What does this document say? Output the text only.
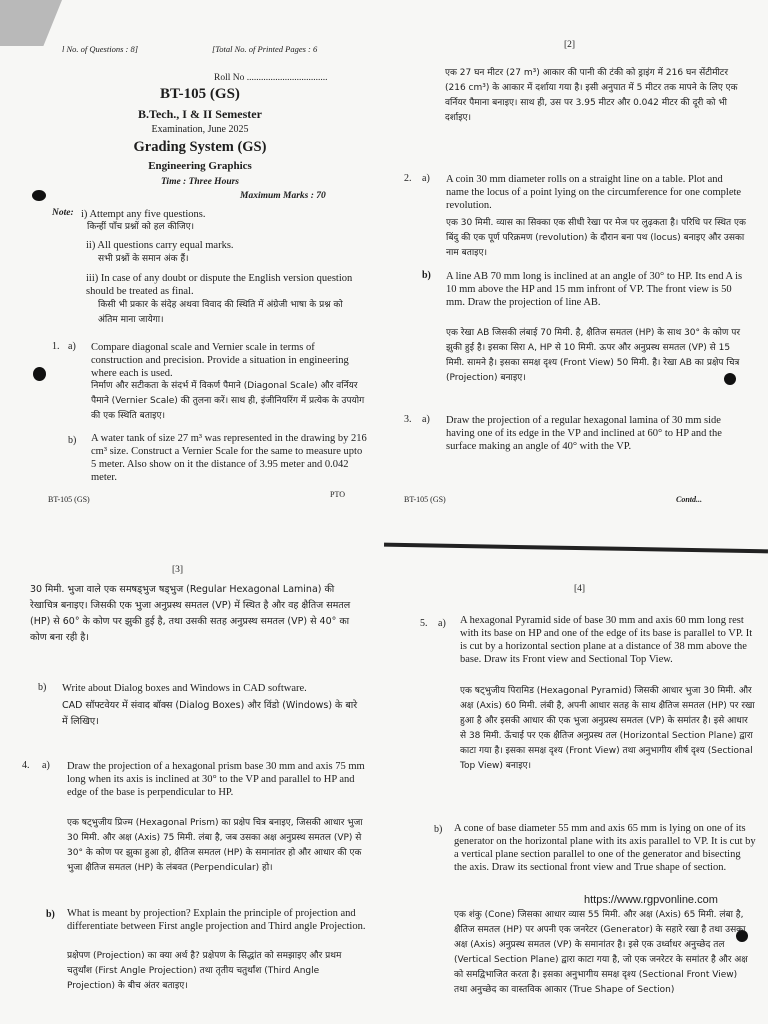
l No. of Questions : 8]	[Total No. of Printed Pages : 6
Roll No ..................................
BT-105 (GS)
B.Tech., I & II Semester
Examination, June 2025
Grading System (GS)
Engineering Graphics
Time : Three Hours
Maximum Marks : 70
Note: i) Attempt any five questions.
किन्हीं पाँच प्रश्नों को हल कीजिए।
ii) All questions carry equal marks.
सभी प्रश्नों के समान अंक हैं।
iii) In case of any doubt or dispute the English version question should be treated as final.
किसी भी प्रकार के संदेह अथवा विवाद की स्थिति में अंग्रेजी भाषा के प्रश्न को अंतिम माना जायेगा।
1. a) Compare diagonal scale and Vernier scale in terms of construction and precision. Provide a situation in engineering where each is used.
निर्माण और सटीकता के संदर्भ में विकर्ण पैमाने (Diagonal Scale) और वर्नियर पैमाने (Vernier Scale) की तुलना करें। साथ ही, इंजीनियरिंग में प्रत्येक के उपयोग की एक स्थिति बताइए।
b) A water tank of size 27 m³ was represented in the drawing by 216 cm³ size. Construct a Vernier Scale for the same to measure upto 5 meter. Also show on it the distance of 3.95 meter and 0.042 meter.
PTO
BT-105 (GS)
[2]
एक 27 घन मीटर (27 m³) आकार की पानी की टंकी को ड्राइंग में 216 घन सेंटीमीटर (216 cm³) के आकार में दर्शाया गया है। इसी अनुपात में 5 मीटर तक मापने के लिए एक वर्नियर पैमाना बनाइए। साथ ही, उस पर 3.95 मीटर और 0.042 मीटर की दूरी को भी दर्शाइए।
2. a) A coin 30 mm diameter rolls on a straight line on a table. Plot and name the locus of a point lying on the circumference for one complete revolution.
एक 30 मिमी. व्यास का सिक्का एक सीधी रेखा पर मेज पर लुढ़कता है। परिधि पर स्थित एक बिंदु की एक पूर्ण परिक्रमण (revolution) के दौरान बना पथ (locus) बनाइए और उसका नाम बताइए।
b) A line AB 70 mm long is inclined at an angle of 30° to HP. Its end A is 10 mm above the HP and 15 mm infront of VP. The front view is 50 mm. Draw the projection of line AB.
एक रेखा AB जिसकी लंबाई 70 मिमी. है, क्षैतिज समतल (HP) के साथ 30° के कोण पर झुकी हुई है। इसका सिरा A, HP से 10 मिमी. ऊपर और अनुप्रस्थ समतल (VP) से 15 मिमी. सामने है। इसका समक्ष दृश्य (Front View) 50 मिमी. है। रेखा AB का प्रक्षेप चित्र (Projection) बनाइए।
3. a) Draw the projection of a regular hexagonal lamina of 30 mm side having one of its edge in the VP and inclined at 60° to HP and the surface making an angle of 40° with the VP.
BT-105 (GS)	Contd...
[3]
30 मिमी. भुजा वाले एक समषड्भुज षड्भुज (Regular Hexagonal Lamina) की रेखाचित्र बनाइए। जिसकी एक भुजा अनुप्रस्थ समतल (VP) में स्थित है और वह क्षैतिज समतल (HP) से 60° के कोण पर झुकी हुई है, तथा उसकी सतह अनुप्रस्थ समतल (VP) से 40° का कोण बना रही है।
b) Write about Dialog boxes and Windows in CAD software.
CAD सॉफ्टवेयर में संवाद बॉक्स (Dialog Boxes) और विंडो (Windows) के बारे में लिखिए।
4. a) Draw the projection of a hexagonal prism base 30 mm and axis 75 mm long when its axis is inclined at 30° to the VP and parallel to HP and edge of the base is perpendicular to HP.
एक षट्भुजीय प्रिज्म (Hexagonal Prism) का प्रक्षेप चित्र बनाइए, जिसकी आधार भुजा 30 मिमी. और अक्ष (Axis) 75 मिमी. लंबा है, जब उसका अक्ष अनुप्रस्थ समतल (VP) से 30° के कोण पर झुका हुआ हो, क्षैतिज समतल (HP) के समानांतर हो और आधार की एक भुजा क्षैतिज समतल (HP) के लंबवत (Perpendicular) हो।
b) What is meant by projection? Explain the principle of projection and differentiate between First angle projection and Third angle Projection.
प्रक्षेपण (Projection) का क्या अर्थ है? प्रक्षेपण के सिद्धांत को समझाइए और प्रथम चतुर्थांश (First Angle Projection) तथा तृतीय चतुर्थांश (Third Angle Projection) के बीच अंतर बताइए।
[4]
5. a) A hexagonal Pyramid side of base 30 mm and axis 60 mm long rest with its base on HP and one of the edge of its base is parallel to VP. It is cut by a horizontal section plane at a distance of 38 mm above the base. Draw its Front view and Sectional Top View.
एक षट्भुजीय पिरामिड (Hexagonal Pyramid) जिसकी आधार भुजा 30 मिमी. और अक्ष (Axis) 60 मिमी. लंबी है, अपनी आधार सतह के साथ क्षैतिज समतल (HP) पर रखा हुआ है और इसकी आधार की एक भुजा अनुप्रस्थ समतल (VP) के समांतर है। इसे आधार से 38 मिमी. ऊँचाई पर एक क्षैतिज अनुप्रस्थ तल (Horizontal Section Plane) द्वारा काटा गया है। इसका समक्ष दृश्य (Front View) तथा अनुभागीय शीर्ष दृश्य (Sectional Top View) बनाइए।
b) A cone of base diameter 55 mm and axis 65 mm is lying on one of its generator on the horizontal plane with its axis parallel to VP. It is cut by a vertical plane section parallel to one of the generator and bisecting the axis. Draw its sectional front view and True shape of section.
https://www.rgpvonline.com
एक शंकु (Cone) जिसका आधार व्यास 55 मिमी. और अक्ष (Axis) 65 मिमी. लंबा है, क्षैतिज समतल (HP) पर अपनी एक जनरेटर (Generator) के सहारे रखा है तथा उसका अक्ष (Axis) अनुप्रस्थ समतल (VP) के समानांतर है। इसे एक उर्ध्वाधर अनुच्छेद तल (Vertical Section Plane) द्वारा काटा गया है, जो एक जनरेटर के समांतर है और अक्ष को समद्विभाजित करता है। इसका अनुभागीय समक्ष दृश्य (Sectional Front View) तथा अनुच्छेद का वास्तविक आकार (True Shape of Section)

### [WRITTEN EXERCISE]
Repeat every record above exactly, but leave out any pictures.

### [TASK RESPONSE]
What does this document say? Output the text only.
l No. of Questions : 8]	[Total No. of Printed Pages : 6
Roll No ..................................
BT-105 (GS)
B.Tech., I & II Semester
Examination, June 2025
Grading System (GS)
Engineering Graphics
Time : Three Hours
Maximum Marks : 70
Note: i) Attempt any five questions.
किन्हीं पाँच प्रश्नों को हल कीजिए।
ii) All questions carry equal marks.
सभी प्रश्नों के समान अंक हैं।
iii) In case of any doubt or dispute the English version question should be treated as final.
किसी भी प्रकार के संदेह अथवा विवाद की स्थिति में अंग्रेजी भाषा के प्रश्न को अंतिम माना जायेगा।
1. a) Compare diagonal scale and Vernier scale in terms of construction and precision. Provide a situation in engineering where each is used.
निर्माण और सटीकता के संदर्भ में विकर्ण पैमाने (Diagonal Scale) और वर्नियर पैमाने (Vernier Scale) की तुलना करें। साथ ही, इंजीनियरिंग में प्रत्येक के उपयोग की एक स्थिति बताइए।
b) A water tank of size 27 m³ was represented in the drawing by 216 cm³ size. Construct a Vernier Scale for the same to measure upto 5 meter. Also show on it the distance of 3.95 meter and 0.042 meter.
PTO
BT-105 (GS)
[2]
एक 27 घन मीटर (27 m³) आकार की पानी की टंकी को ड्राइंग में 216 घन सेंटीमीटर (216 cm³) के आकार में दर्शाया गया है। इसी अनुपात में 5 मीटर तक मापने के लिए एक वर्नियर पैमाना बनाइए। साथ ही, उस पर 3.95 मीटर और 0.042 मीटर की दूरी को भी दर्शाइए।
2. a) A coin 30 mm diameter rolls on a straight line on a table. Plot and name the locus of a point lying on the circumference for one complete revolution.
एक 30 मिमी. व्यास का सिक्का एक सीधी रेखा पर मेज पर लुढ़कता है। परिधि पर स्थित एक बिंदु की एक पूर्ण परिक्रमण (revolution) के दौरान बना पथ (locus) बनाइए और उसका नाम बताइए।
b) A line AB 70 mm long is inclined at an angle of 30° to HP. Its end A is 10 mm above the HP and 15 mm infront of VP. The front view is 50 mm. Draw the projection of line AB.
एक रेखा AB जिसकी लंबाई 70 मिमी. है, क्षैतिज समतल (HP) के साथ 30° के कोण पर झुकी हुई है। इसका सिरा A, HP से 10 मिमी. ऊपर और अनुप्रस्थ समतल (VP) से 15 मिमी. सामने है। इसका समक्ष दृश्य (Front View) 50 मिमी. है। रेखा AB का प्रक्षेप चित्र (Projection) बनाइए।
3. a) Draw the projection of a regular hexagonal lamina of 30 mm side having one of its edge in the VP and inclined at 60° to HP and the surface making an angle of 40° with the VP.
BT-105 (GS)	Contd...
[3]
30 मिमी. भुजा वाले एक समषड्भुज षड्भुज (Regular Hexagonal Lamina) की रेखाचित्र बनाइए। जिसकी एक भुजा अनुप्रस्थ समतल (VP) में स्थित है और वह क्षैतिज समतल (HP) से 60° के कोण पर झुकी हुई है, तथा उसकी सतह अनुप्रस्थ समतल (VP) से 40° का कोण बना रही है।
b) Write about Dialog boxes and Windows in CAD software.
CAD सॉफ्टवेयर में संवाद बॉक्स (Dialog Boxes) और विंडो (Windows) के बारे में लिखिए।
4. a) Draw the projection of a hexagonal prism base 30 mm and axis 75 mm long when its axis is inclined at 30° to the VP and parallel to HP and edge of the base is perpendicular to HP.
एक षट्भुजीय प्रिज्म (Hexagonal Prism) का प्रक्षेप चित्र बनाइए, जिसकी आधार भुजा 30 मिमी. और अक्ष (Axis) 75 मिमी. लंबा है, जब उसका अक्ष अनुप्रस्थ समतल (VP) से 30° के कोण पर झुका हुआ हो, क्षैतिज समतल (HP) के समानांतर हो और आधार की एक भुजा क्षैतिज समतल (HP) के लंबवत (Perpendicular) हो।
b) What is meant by projection? Explain the principle of projection and differentiate between First angle projection and Third angle Projection.
प्रक्षेपण (Projection) का क्या अर्थ है? प्रक्षेपण के सिद्धांत को समझाइए और प्रथम चतुर्थांश (First Angle Projection) तथा तृतीय चतुर्थांश (Third Angle Projection) के बीच अंतर बताइए।
[4]
5. a) A hexagonal Pyramid side of base 30 mm and axis 60 mm long rest with its base on HP and one of the edge of its base is parallel to VP. It is cut by a horizontal section plane at a distance of 38 mm above the base. Draw its Front view and Sectional Top View.
एक षट्भुजीय पिरामिड (Hexagonal Pyramid) जिसकी आधार भुजा 30 मिमी. और अक्ष (Axis) 60 मिमी. लंबी है, अपनी आधार सतह के साथ क्षैतिज समतल (HP) पर रखा हुआ है और इसकी आधार की एक भुजा अनुप्रस्थ समतल (VP) के समांतर है। इसे आधार से 38 मिमी. ऊँचाई पर एक क्षैतिज अनुप्रस्थ तल (Horizontal Section Plane) द्वारा काटा गया है। इसका समक्ष दृश्य (Front View) तथा अनुभागीय शीर्ष दृश्य (Sectional Top View) बनाइए।
b) A cone of base diameter 55 mm and axis 65 mm is lying on one of its generator on the horizontal plane with its axis parallel to VP. It is cut by a vertical plane section parallel to one of the generator and bisecting the axis. Draw its sectional front view and True shape of section.
https://www.rgpvonline.com
एक शंकु (Cone) जिसका आधार व्यास 55 मिमी. और अक्ष (Axis) 65 मिमी. लंबा है, क्षैतिज समतल (HP) पर अपनी एक जनरेटर (Generator) के सहारे रखा है तथा उसका अक्ष (Axis) अनुप्रस्थ समतल (VP) के समानांतर है। इसे एक उर्ध्वाधर अनुच्छेद तल (Vertical Section Plane) द्वारा काटा गया है, जो एक जनरेटर के समांतर है और अक्ष को समद्विभाजित करता है। इसका अनुभागीय समक्ष दृश्य (Sectional Front View) तथा अनुच्छेद का वास्तविक आकार (True Shape of Section)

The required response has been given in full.